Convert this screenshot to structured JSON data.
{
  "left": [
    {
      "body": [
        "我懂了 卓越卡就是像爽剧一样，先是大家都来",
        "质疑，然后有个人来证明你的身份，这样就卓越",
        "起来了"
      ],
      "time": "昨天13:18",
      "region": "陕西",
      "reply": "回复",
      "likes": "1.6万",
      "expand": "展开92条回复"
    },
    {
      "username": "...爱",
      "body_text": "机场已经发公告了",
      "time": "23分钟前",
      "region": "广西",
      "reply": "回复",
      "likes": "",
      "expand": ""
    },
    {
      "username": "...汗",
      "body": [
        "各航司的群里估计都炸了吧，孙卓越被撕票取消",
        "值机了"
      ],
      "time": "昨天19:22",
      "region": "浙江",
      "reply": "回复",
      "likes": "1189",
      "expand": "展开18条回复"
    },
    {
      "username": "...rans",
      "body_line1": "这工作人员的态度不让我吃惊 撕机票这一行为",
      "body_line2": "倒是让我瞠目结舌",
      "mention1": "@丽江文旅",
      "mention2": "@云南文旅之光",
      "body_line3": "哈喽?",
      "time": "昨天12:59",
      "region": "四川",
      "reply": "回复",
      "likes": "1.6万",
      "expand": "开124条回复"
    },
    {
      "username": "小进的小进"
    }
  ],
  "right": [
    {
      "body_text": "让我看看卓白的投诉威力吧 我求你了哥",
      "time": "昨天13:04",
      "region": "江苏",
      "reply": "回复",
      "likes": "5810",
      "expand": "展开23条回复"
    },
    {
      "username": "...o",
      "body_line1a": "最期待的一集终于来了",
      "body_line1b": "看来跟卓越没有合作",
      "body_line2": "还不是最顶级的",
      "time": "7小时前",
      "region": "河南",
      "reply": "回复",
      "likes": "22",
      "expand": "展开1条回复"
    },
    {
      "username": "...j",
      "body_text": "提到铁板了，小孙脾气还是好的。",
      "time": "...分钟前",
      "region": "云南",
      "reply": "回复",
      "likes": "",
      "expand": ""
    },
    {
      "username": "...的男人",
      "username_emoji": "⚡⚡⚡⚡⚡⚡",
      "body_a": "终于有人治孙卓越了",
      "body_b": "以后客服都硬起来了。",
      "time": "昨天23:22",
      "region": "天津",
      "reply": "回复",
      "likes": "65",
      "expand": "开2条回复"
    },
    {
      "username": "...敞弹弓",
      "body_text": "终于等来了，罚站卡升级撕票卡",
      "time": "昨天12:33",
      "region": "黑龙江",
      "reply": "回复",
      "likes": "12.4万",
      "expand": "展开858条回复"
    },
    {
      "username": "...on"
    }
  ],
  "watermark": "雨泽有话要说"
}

### EXERCISE OBJECTIVE
Retype every entry above, word for word.

### EXPECTED OUTPUT
Convert this screenshot to structured JSON data.
{
  "left": [
    {
      "body": [
        "我懂了 卓越卡就是像爽剧一样，先是大家都来",
        "质疑，然后有个人来证明你的身份，这样就卓越",
        "起来了"
      ],
      "time": "昨天13:18",
      "region": "陕西",
      "reply": "回复",
      "likes": "1.6万",
      "expand": "展开92条回复"
    },
    {
      "username": "...爱",
      "body_text": "机场已经发公告了",
      "time": "23分钟前",
      "region": "广西",
      "reply": "回复",
      "likes": "",
      "expand": ""
    },
    {
      "username": "...汗",
      "body": [
        "各航司的群里估计都炸了吧，孙卓越被撕票取消",
        "值机了"
      ],
      "time": "昨天19:22",
      "region": "浙江",
      "reply": "回复",
      "likes": "1189",
      "expand": "展开18条回复"
    },
    {
      "username": "...rans",
      "body_line1": "这工作人员的态度不让我吃惊 撕机票这一行为",
      "body_line2": "倒是让我瞠目结舌",
      "mention1": "@丽江文旅",
      "mention2": "@云南文旅之光",
      "body_line3": "哈喽?",
      "time": "昨天12:59",
      "region": "四川",
      "reply": "回复",
      "likes": "1.6万",
      "expand": "开124条回复"
    },
    {
      "username": "小进的小进"
    }
  ],
  "right": [
    {
      "body_text": "让我看看卓白的投诉威力吧 我求你了哥",
      "time": "昨天13:04",
      "region": "江苏",
      "reply": "回复",
      "likes": "5810",
      "expand": "展开23条回复"
    },
    {
      "username": "...o",
      "body_line1a": "最期待的一集终于来了",
      "body_line1b": "看来跟卓越没有合作",
      "body_line2": "还不是最顶级的",
      "time": "7小时前",
      "region": "河南",
      "reply": "回复",
      "likes": "22",
      "expand": "展开1条回复"
    },
    {
      "username": "...j",
      "body_text": "提到铁板了，小孙脾气还是好的。",
      "time": "...分钟前",
      "region": "云南",
      "reply": "回复",
      "likes": "",
      "expand": ""
    },
    {
      "username": "...的男人",
      "username_emoji": "⚡⚡⚡⚡⚡⚡",
      "body_a": "终于有人治孙卓越了",
      "body_b": "以后客服都硬起来了。",
      "time": "昨天23:22",
      "region": "天津",
      "reply": "回复",
      "likes": "65",
      "expand": "开2条回复"
    },
    {
      "username": "...敞弹弓",
      "body_text": "终于等来了，罚站卡升级撕票卡",
      "time": "昨天12:33",
      "region": "黑龙江",
      "reply": "回复",
      "likes": "12.4万",
      "expand": "展开858条回复"
    },
    {
      "username": "...on"
    }
  ],
  "watermark": "雨泽有话要说"
}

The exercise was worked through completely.